» Written instruction:
Only lines with the string "WORK" matter here; gather them from the material below.

» Input records:
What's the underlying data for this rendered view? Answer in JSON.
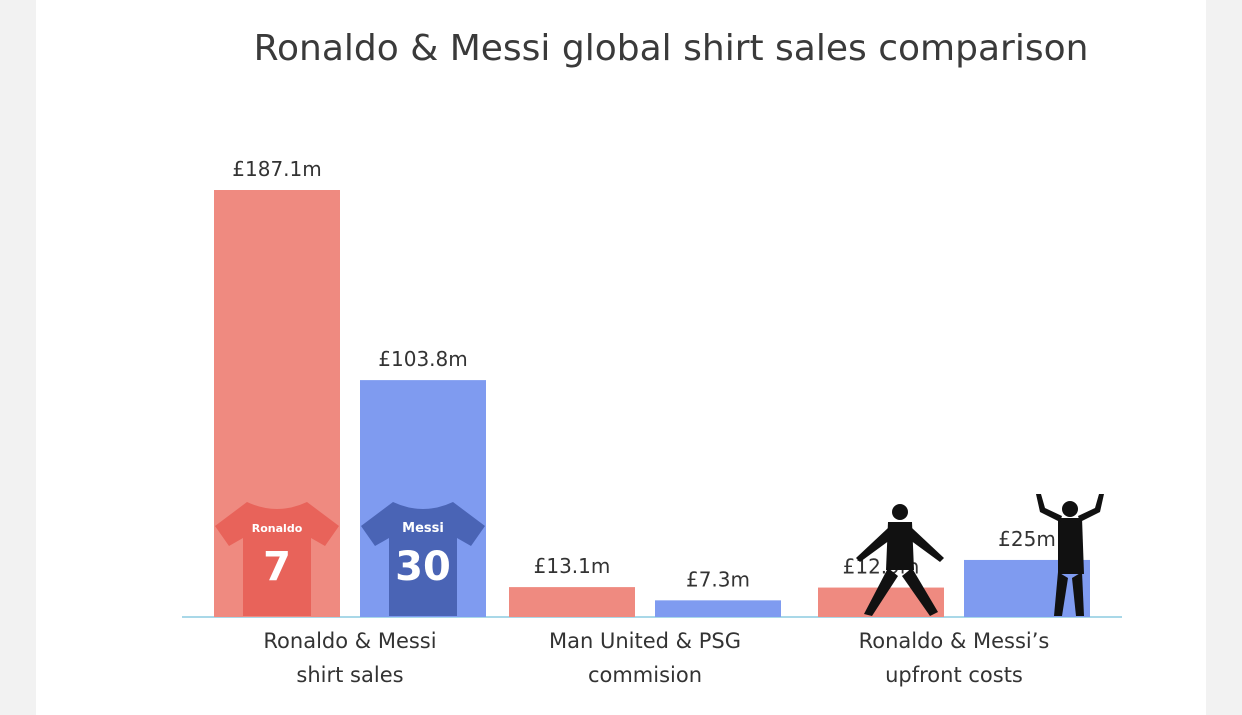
{
  "chart_data": {
    "type": "bar",
    "title": "Ronaldo & Messi global shirt sales comparison",
    "categories": [
      [
        "Ronaldo & Messi",
        "shirt sales"
      ],
      [
        "Man United & PSG",
        "commision"
      ],
      [
        "Ronaldo & Messi’s",
        "upfront costs"
      ]
    ],
    "series": [
      {
        "color": "#ef8a80",
        "values": [
          187.1,
          13.1,
          12.9
        ],
        "labels": [
          "£187.1m",
          "£13.1m",
          "£12.9m"
        ]
      },
      {
        "color": "#7f9bf0",
        "values": [
          103.8,
          7.3,
          25
        ],
        "labels": [
          "£103.8m",
          "£7.3m",
          "£25m"
        ]
      }
    ],
    "ylim": [
      0,
      187.1
    ],
    "grid": false,
    "legend": "none",
    "shirts": [
      {
        "name": "Ronaldo",
        "number": "7",
        "color": "#e8635a",
        "dark": "#d94f47",
        "icon": "ronaldo-shirt-icon"
      },
      {
        "name": "Messi",
        "number": "30",
        "color": "#4a64b5",
        "dark": "#3f57a3",
        "icon": "messi-shirt-icon"
      }
    ],
    "player_icons": [
      "ronaldo-silhouette-icon",
      "messi-silhouette-icon"
    ],
    "axis_color": "#a9d8e8"
  }
}
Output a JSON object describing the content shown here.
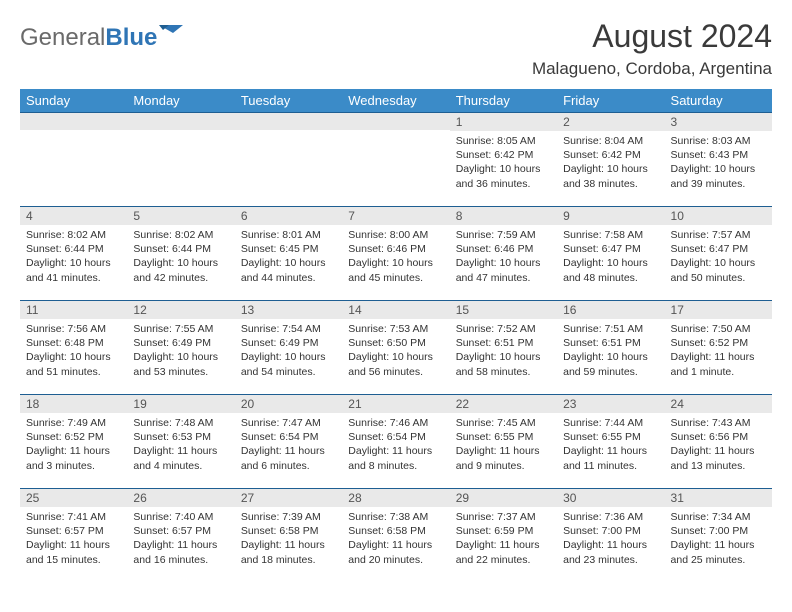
{
  "brand": {
    "general": "General",
    "blue": "Blue"
  },
  "title": "August 2024",
  "location": "Malagueno, Cordoba, Argentina",
  "colors": {
    "header_bg": "#3b8bc8",
    "header_border": "#1e5e92",
    "daynum_bg": "#e9e9e9",
    "brand_gray": "#6a6a6a",
    "brand_blue": "#2f75b5"
  },
  "weekdays": [
    "Sunday",
    "Monday",
    "Tuesday",
    "Wednesday",
    "Thursday",
    "Friday",
    "Saturday"
  ],
  "weeks": [
    [
      {
        "n": "",
        "sr": "",
        "ss": "",
        "dl": ""
      },
      {
        "n": "",
        "sr": "",
        "ss": "",
        "dl": ""
      },
      {
        "n": "",
        "sr": "",
        "ss": "",
        "dl": ""
      },
      {
        "n": "",
        "sr": "",
        "ss": "",
        "dl": ""
      },
      {
        "n": "1",
        "sr": "8:05 AM",
        "ss": "6:42 PM",
        "dl": "10 hours and 36 minutes."
      },
      {
        "n": "2",
        "sr": "8:04 AM",
        "ss": "6:42 PM",
        "dl": "10 hours and 38 minutes."
      },
      {
        "n": "3",
        "sr": "8:03 AM",
        "ss": "6:43 PM",
        "dl": "10 hours and 39 minutes."
      }
    ],
    [
      {
        "n": "4",
        "sr": "8:02 AM",
        "ss": "6:44 PM",
        "dl": "10 hours and 41 minutes."
      },
      {
        "n": "5",
        "sr": "8:02 AM",
        "ss": "6:44 PM",
        "dl": "10 hours and 42 minutes."
      },
      {
        "n": "6",
        "sr": "8:01 AM",
        "ss": "6:45 PM",
        "dl": "10 hours and 44 minutes."
      },
      {
        "n": "7",
        "sr": "8:00 AM",
        "ss": "6:46 PM",
        "dl": "10 hours and 45 minutes."
      },
      {
        "n": "8",
        "sr": "7:59 AM",
        "ss": "6:46 PM",
        "dl": "10 hours and 47 minutes."
      },
      {
        "n": "9",
        "sr": "7:58 AM",
        "ss": "6:47 PM",
        "dl": "10 hours and 48 minutes."
      },
      {
        "n": "10",
        "sr": "7:57 AM",
        "ss": "6:47 PM",
        "dl": "10 hours and 50 minutes."
      }
    ],
    [
      {
        "n": "11",
        "sr": "7:56 AM",
        "ss": "6:48 PM",
        "dl": "10 hours and 51 minutes."
      },
      {
        "n": "12",
        "sr": "7:55 AM",
        "ss": "6:49 PM",
        "dl": "10 hours and 53 minutes."
      },
      {
        "n": "13",
        "sr": "7:54 AM",
        "ss": "6:49 PM",
        "dl": "10 hours and 54 minutes."
      },
      {
        "n": "14",
        "sr": "7:53 AM",
        "ss": "6:50 PM",
        "dl": "10 hours and 56 minutes."
      },
      {
        "n": "15",
        "sr": "7:52 AM",
        "ss": "6:51 PM",
        "dl": "10 hours and 58 minutes."
      },
      {
        "n": "16",
        "sr": "7:51 AM",
        "ss": "6:51 PM",
        "dl": "10 hours and 59 minutes."
      },
      {
        "n": "17",
        "sr": "7:50 AM",
        "ss": "6:52 PM",
        "dl": "11 hours and 1 minute."
      }
    ],
    [
      {
        "n": "18",
        "sr": "7:49 AM",
        "ss": "6:52 PM",
        "dl": "11 hours and 3 minutes."
      },
      {
        "n": "19",
        "sr": "7:48 AM",
        "ss": "6:53 PM",
        "dl": "11 hours and 4 minutes."
      },
      {
        "n": "20",
        "sr": "7:47 AM",
        "ss": "6:54 PM",
        "dl": "11 hours and 6 minutes."
      },
      {
        "n": "21",
        "sr": "7:46 AM",
        "ss": "6:54 PM",
        "dl": "11 hours and 8 minutes."
      },
      {
        "n": "22",
        "sr": "7:45 AM",
        "ss": "6:55 PM",
        "dl": "11 hours and 9 minutes."
      },
      {
        "n": "23",
        "sr": "7:44 AM",
        "ss": "6:55 PM",
        "dl": "11 hours and 11 minutes."
      },
      {
        "n": "24",
        "sr": "7:43 AM",
        "ss": "6:56 PM",
        "dl": "11 hours and 13 minutes."
      }
    ],
    [
      {
        "n": "25",
        "sr": "7:41 AM",
        "ss": "6:57 PM",
        "dl": "11 hours and 15 minutes."
      },
      {
        "n": "26",
        "sr": "7:40 AM",
        "ss": "6:57 PM",
        "dl": "11 hours and 16 minutes."
      },
      {
        "n": "27",
        "sr": "7:39 AM",
        "ss": "6:58 PM",
        "dl": "11 hours and 18 minutes."
      },
      {
        "n": "28",
        "sr": "7:38 AM",
        "ss": "6:58 PM",
        "dl": "11 hours and 20 minutes."
      },
      {
        "n": "29",
        "sr": "7:37 AM",
        "ss": "6:59 PM",
        "dl": "11 hours and 22 minutes."
      },
      {
        "n": "30",
        "sr": "7:36 AM",
        "ss": "7:00 PM",
        "dl": "11 hours and 23 minutes."
      },
      {
        "n": "31",
        "sr": "7:34 AM",
        "ss": "7:00 PM",
        "dl": "11 hours and 25 minutes."
      }
    ]
  ],
  "labels": {
    "sunrise": "Sunrise:",
    "sunset": "Sunset:",
    "daylight": "Daylight:"
  }
}
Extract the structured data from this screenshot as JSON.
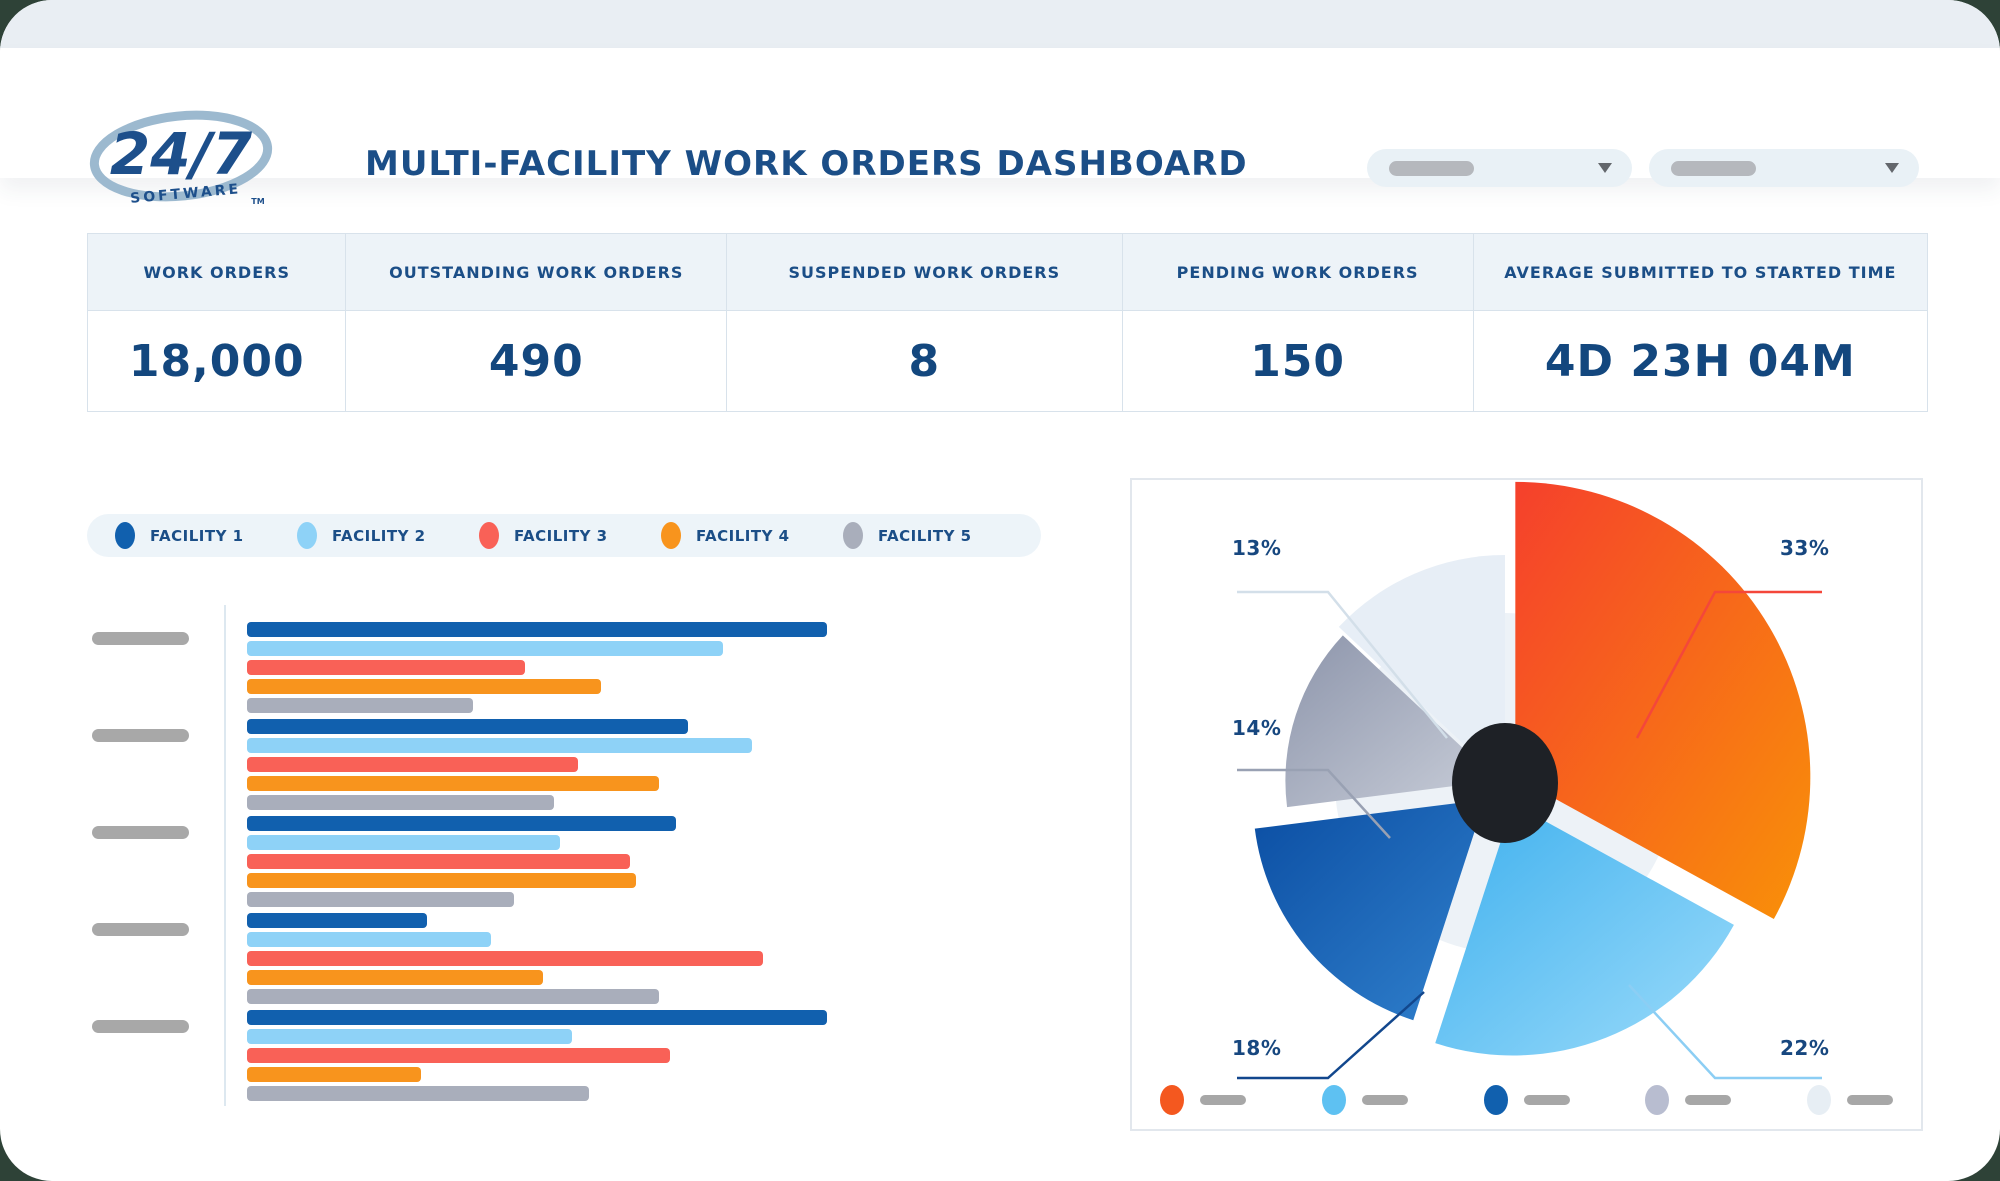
{
  "page": {
    "backdrop_color": "#2e4237",
    "topbar_color": "#e9eef3",
    "placeholder_color": "#a8a8a8"
  },
  "header": {
    "logo": {
      "main": "24/7",
      "sub": "SOFTWARE",
      "tm": "TM"
    },
    "title": "MULTI-FACILITY WORK ORDERS DASHBOARD",
    "filters": [
      {
        "name": "filter-1"
      },
      {
        "name": "filter-2"
      }
    ]
  },
  "stats": [
    {
      "label": "WORK ORDERS",
      "value": "18,000"
    },
    {
      "label": "OUTSTANDING WORK ORDERS",
      "value": "490"
    },
    {
      "label": "SUSPENDED WORK ORDERS",
      "value": "8"
    },
    {
      "label": "PENDING WORK ORDERS",
      "value": "150"
    },
    {
      "label": "AVERAGE SUBMITTED TO STARTED TIME",
      "value": "4D 23H 04M"
    }
  ],
  "chart_data": [
    {
      "type": "bar",
      "orientation": "horizontal",
      "categories": [
        "",
        "",
        "",
        "",
        ""
      ],
      "category_labels_redacted": true,
      "value_units": "relative, longest bar = 100 (axis unlabeled)",
      "series": [
        {
          "name": "FACILITY 1",
          "color": "#1160ae",
          "values": [
            100,
            76,
            74,
            31,
            100
          ]
        },
        {
          "name": "FACILITY 2",
          "color": "#8ed2f7",
          "values": [
            82,
            87,
            54,
            42,
            56
          ]
        },
        {
          "name": "FACILITY 3",
          "color": "#f96157",
          "values": [
            48,
            57,
            66,
            89,
            73
          ]
        },
        {
          "name": "FACILITY 4",
          "color": "#f8941d",
          "values": [
            61,
            71,
            67,
            51,
            30
          ]
        },
        {
          "name": "FACILITY 5",
          "color": "#a9aebb",
          "values": [
            39,
            53,
            46,
            71,
            59
          ]
        }
      ],
      "legend_position": "top",
      "grid": false
    },
    {
      "type": "pie",
      "style": "rose",
      "slices": [
        {
          "label": "33%",
          "value": 33,
          "color_start": "#f5402c",
          "color_end": "#f99108",
          "line_color": "#f4473a"
        },
        {
          "label": "22%",
          "value": 22,
          "color_start": "#3eb0ee",
          "color_end": "#9bdbfa",
          "line_color": "#8ccef4"
        },
        {
          "label": "18%",
          "value": 18,
          "color_start": "#0b4ea3",
          "color_end": "#3181cd",
          "line_color": "#12478d"
        },
        {
          "label": "14%",
          "value": 14,
          "color_start": "#8d95ab",
          "color_end": "#c9ced9",
          "line_color": "#99a1b3"
        },
        {
          "label": "13%",
          "value": 13,
          "color_start": "#e7eef6",
          "color_end": "#e7eef6",
          "line_color": "#d3dfe9"
        }
      ],
      "center_dot_color": "#1e2126",
      "background_circle_color": "#edf2f7",
      "legend_position": "bottom",
      "legend_labels_redacted": true,
      "legend_dot_colors": [
        "#f4581f",
        "#5ec1f2",
        "#1160ae",
        "#b8bdd0",
        "#e7eef4"
      ],
      "legend_dash_color": "#a7a7a7"
    }
  ]
}
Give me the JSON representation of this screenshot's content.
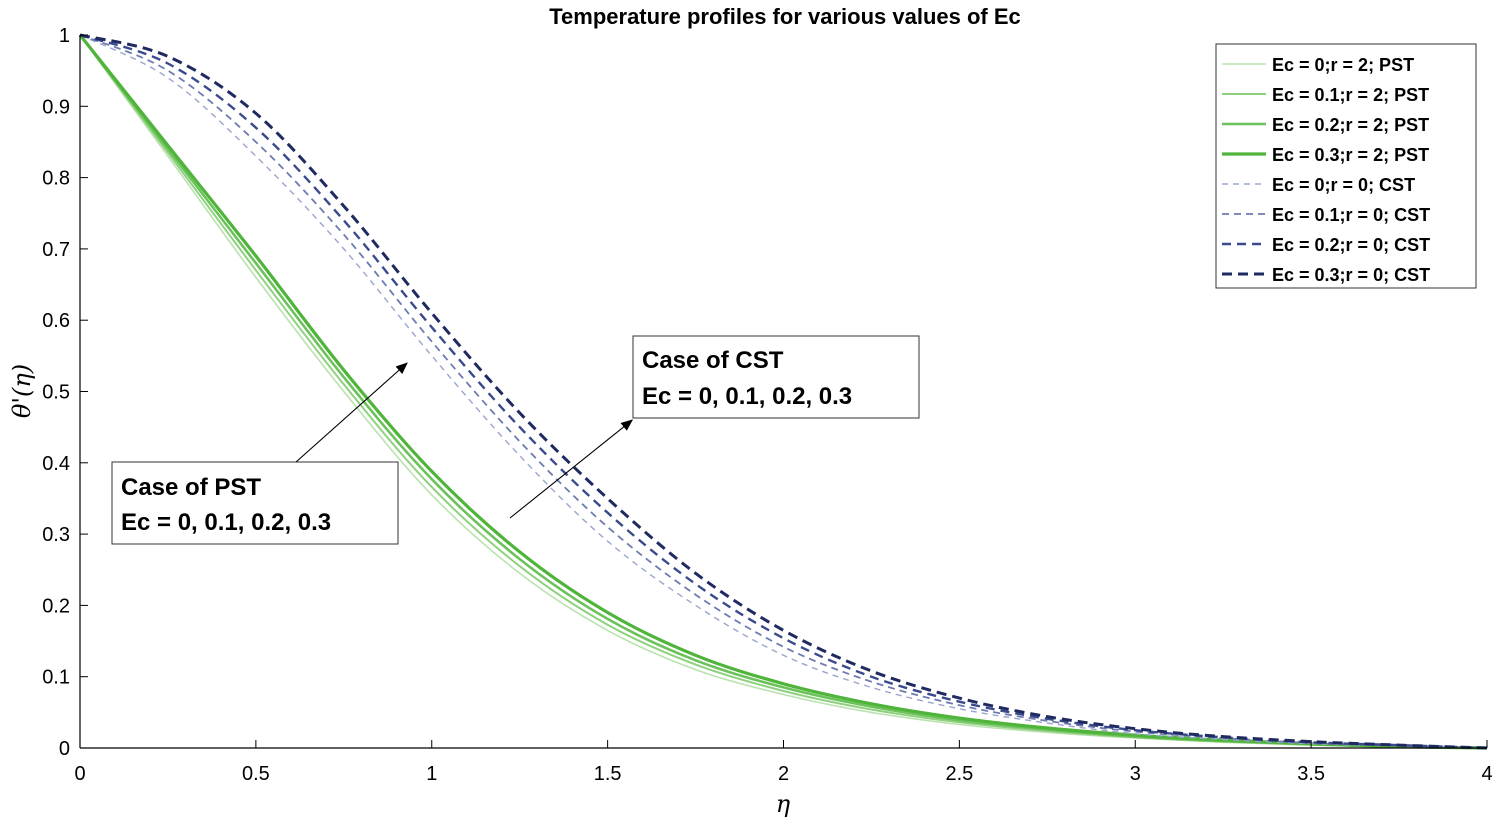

» Full answer:
    "title": "MULTI-FACILITY WORK ORDERS DASHBOARD",
      "label": "WORK ORDERS",
      "label": "OUTSTANDING WORK ORDERS",
      "label": "SUSPENDED WORK ORDERS",
      "label": "PENDING WORK ORDERS",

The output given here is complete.